## Directions for this task
Below are the records. Count the lines containing the string "walled", and reply with the number alone.

## Task data
##############################

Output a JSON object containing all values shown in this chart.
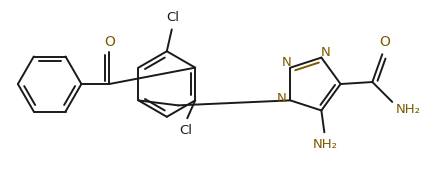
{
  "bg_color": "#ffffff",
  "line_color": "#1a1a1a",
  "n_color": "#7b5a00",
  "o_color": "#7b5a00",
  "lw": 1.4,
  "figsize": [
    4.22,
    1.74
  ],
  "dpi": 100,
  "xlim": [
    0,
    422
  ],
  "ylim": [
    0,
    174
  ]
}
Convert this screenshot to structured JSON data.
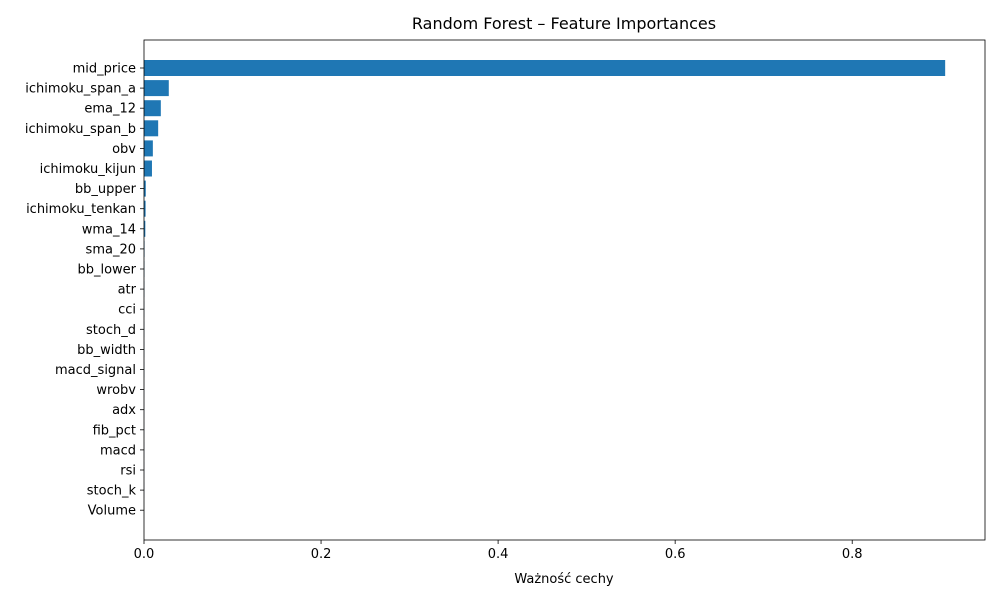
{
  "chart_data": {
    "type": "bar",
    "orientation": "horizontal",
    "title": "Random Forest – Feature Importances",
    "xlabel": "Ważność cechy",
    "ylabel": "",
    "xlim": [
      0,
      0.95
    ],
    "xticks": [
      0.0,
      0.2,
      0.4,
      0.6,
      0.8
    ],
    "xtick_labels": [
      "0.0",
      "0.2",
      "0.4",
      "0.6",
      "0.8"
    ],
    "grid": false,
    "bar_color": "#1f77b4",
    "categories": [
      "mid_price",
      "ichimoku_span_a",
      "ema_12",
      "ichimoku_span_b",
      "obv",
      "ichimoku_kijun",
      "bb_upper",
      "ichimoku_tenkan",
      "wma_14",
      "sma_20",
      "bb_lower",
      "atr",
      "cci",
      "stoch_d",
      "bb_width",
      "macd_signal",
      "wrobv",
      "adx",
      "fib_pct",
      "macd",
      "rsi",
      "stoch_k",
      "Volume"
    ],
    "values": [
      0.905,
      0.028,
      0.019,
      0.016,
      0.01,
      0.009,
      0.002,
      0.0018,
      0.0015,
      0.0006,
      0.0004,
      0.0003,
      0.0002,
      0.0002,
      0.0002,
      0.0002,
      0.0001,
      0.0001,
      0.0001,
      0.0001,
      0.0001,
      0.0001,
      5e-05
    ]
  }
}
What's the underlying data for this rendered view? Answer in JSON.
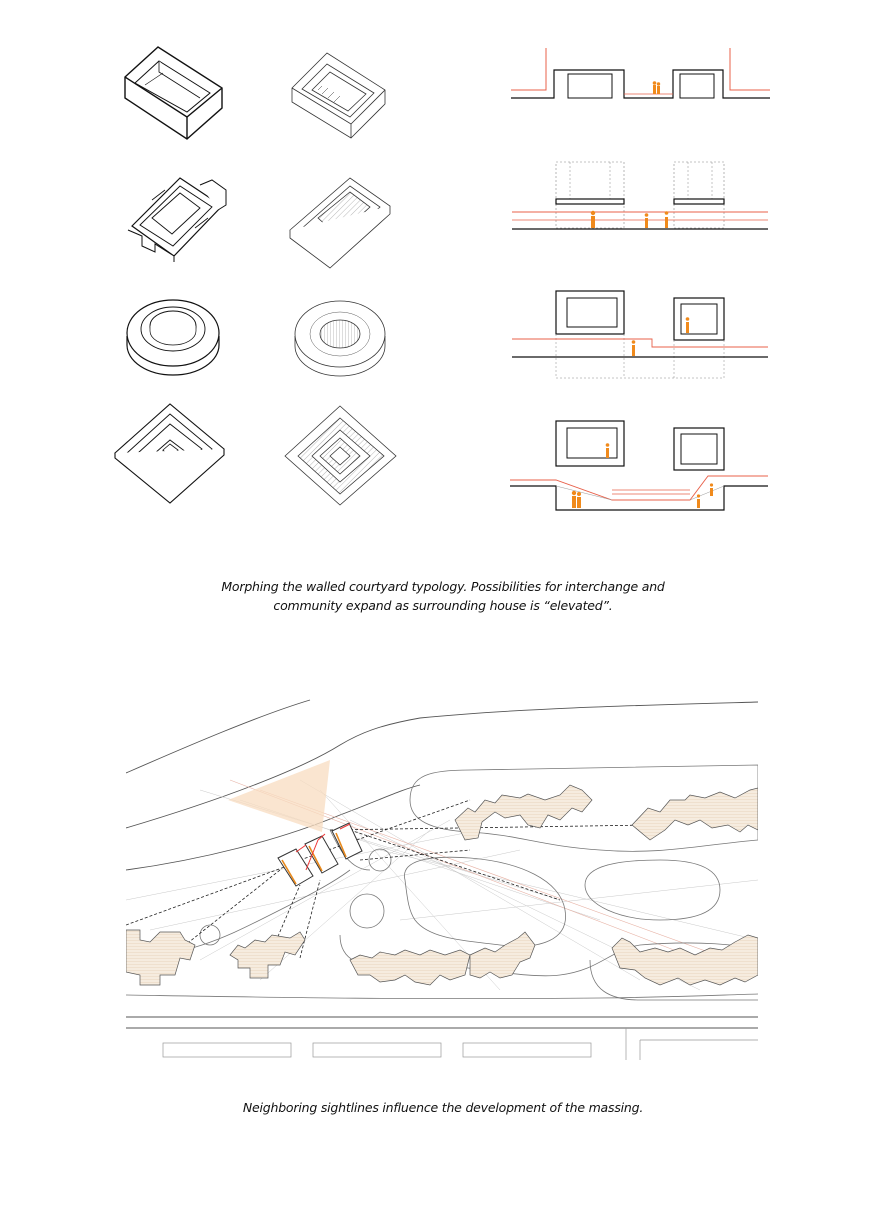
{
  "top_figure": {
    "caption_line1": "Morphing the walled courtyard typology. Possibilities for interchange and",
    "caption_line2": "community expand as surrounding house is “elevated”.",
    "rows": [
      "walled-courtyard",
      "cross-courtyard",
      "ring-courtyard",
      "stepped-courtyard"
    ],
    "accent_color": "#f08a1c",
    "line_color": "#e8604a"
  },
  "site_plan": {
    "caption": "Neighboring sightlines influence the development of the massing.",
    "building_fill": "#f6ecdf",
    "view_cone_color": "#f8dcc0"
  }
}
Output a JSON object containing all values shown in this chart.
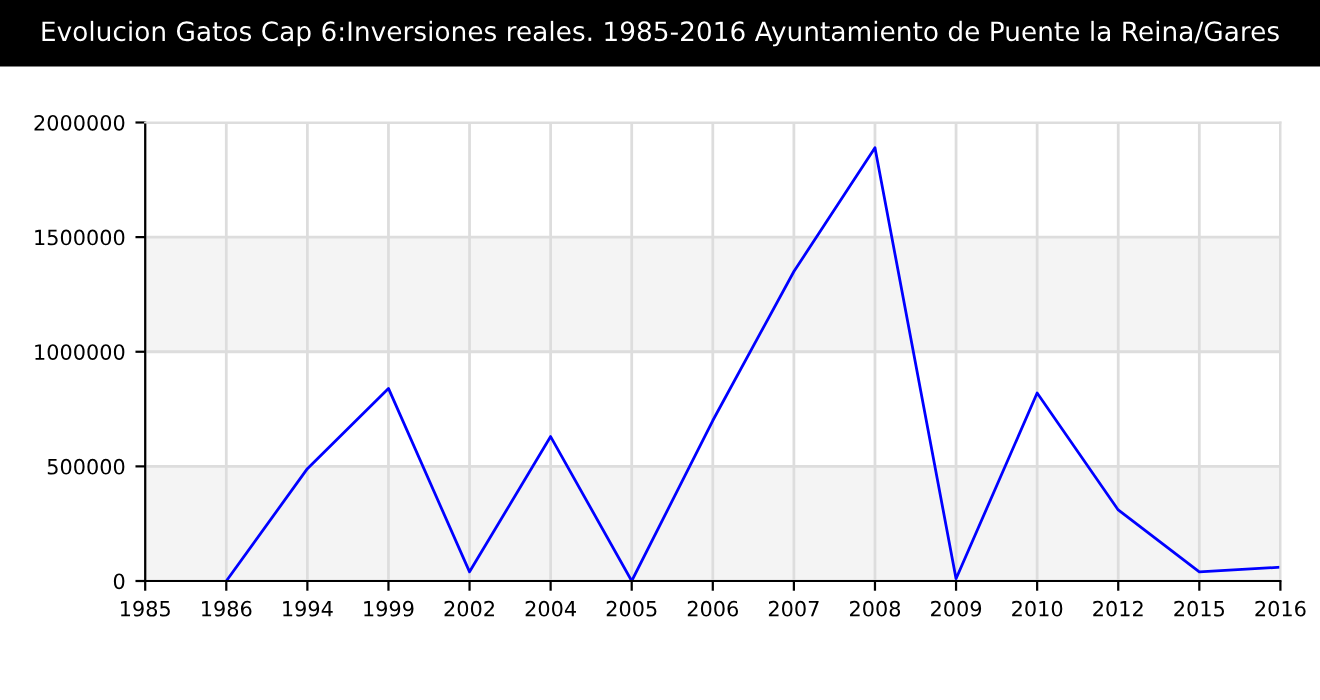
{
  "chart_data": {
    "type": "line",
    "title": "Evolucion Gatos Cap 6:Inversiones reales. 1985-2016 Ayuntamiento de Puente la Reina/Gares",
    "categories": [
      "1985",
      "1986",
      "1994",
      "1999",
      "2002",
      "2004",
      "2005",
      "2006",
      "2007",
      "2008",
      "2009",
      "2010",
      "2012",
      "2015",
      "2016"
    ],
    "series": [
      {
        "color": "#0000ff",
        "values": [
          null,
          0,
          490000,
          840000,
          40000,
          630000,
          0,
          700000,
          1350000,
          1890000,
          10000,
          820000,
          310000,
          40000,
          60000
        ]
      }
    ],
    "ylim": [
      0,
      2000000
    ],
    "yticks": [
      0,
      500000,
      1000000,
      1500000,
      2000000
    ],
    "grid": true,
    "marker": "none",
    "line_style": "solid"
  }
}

##############################

## Written solution
2